____ EXERCISE INPUT

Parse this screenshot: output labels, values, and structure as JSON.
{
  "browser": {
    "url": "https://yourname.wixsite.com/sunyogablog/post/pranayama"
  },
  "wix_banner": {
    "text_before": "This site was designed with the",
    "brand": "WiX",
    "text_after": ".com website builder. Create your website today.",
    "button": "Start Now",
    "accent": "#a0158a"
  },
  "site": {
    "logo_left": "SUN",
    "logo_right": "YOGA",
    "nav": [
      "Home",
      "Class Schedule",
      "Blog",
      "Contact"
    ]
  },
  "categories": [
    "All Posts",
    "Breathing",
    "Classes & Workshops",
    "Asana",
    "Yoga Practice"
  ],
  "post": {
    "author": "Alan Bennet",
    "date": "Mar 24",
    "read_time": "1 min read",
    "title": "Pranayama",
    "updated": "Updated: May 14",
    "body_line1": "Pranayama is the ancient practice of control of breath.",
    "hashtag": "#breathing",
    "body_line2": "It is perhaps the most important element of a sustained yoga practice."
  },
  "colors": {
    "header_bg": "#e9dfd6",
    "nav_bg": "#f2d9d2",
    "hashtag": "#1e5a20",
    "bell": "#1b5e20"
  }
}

________

» TO DO
Output all of the data again, exactly.

» FINAL RESULT
Parse this screenshot: output labels, values, and structure as JSON.
{
  "browser": {
    "url": "https://yourname.wixsite.com/sunyogablog/post/pranayama"
  },
  "wix_banner": {
    "text_before": "This site was designed with the",
    "brand": "WiX",
    "text_after": ".com website builder. Create your website today.",
    "button": "Start Now",
    "accent": "#a0158a"
  },
  "site": {
    "logo_left": "SUN",
    "logo_right": "YOGA",
    "nav": [
      "Home",
      "Class Schedule",
      "Blog",
      "Contact"
    ]
  },
  "categories": [
    "All Posts",
    "Breathing",
    "Classes & Workshops",
    "Asana",
    "Yoga Practice"
  ],
  "post": {
    "author": "Alan Bennet",
    "date": "Mar 24",
    "read_time": "1 min read",
    "title": "Pranayama",
    "updated": "Updated: May 14",
    "body_line1": "Pranayama is the ancient practice of control of breath.",
    "hashtag": "#breathing",
    "body_line2": "It is perhaps the most important element of a sustained yoga practice."
  },
  "colors": {
    "header_bg": "#e9dfd6",
    "nav_bg": "#f2d9d2",
    "hashtag": "#1e5a20",
    "bell": "#1b5e20"
  }
}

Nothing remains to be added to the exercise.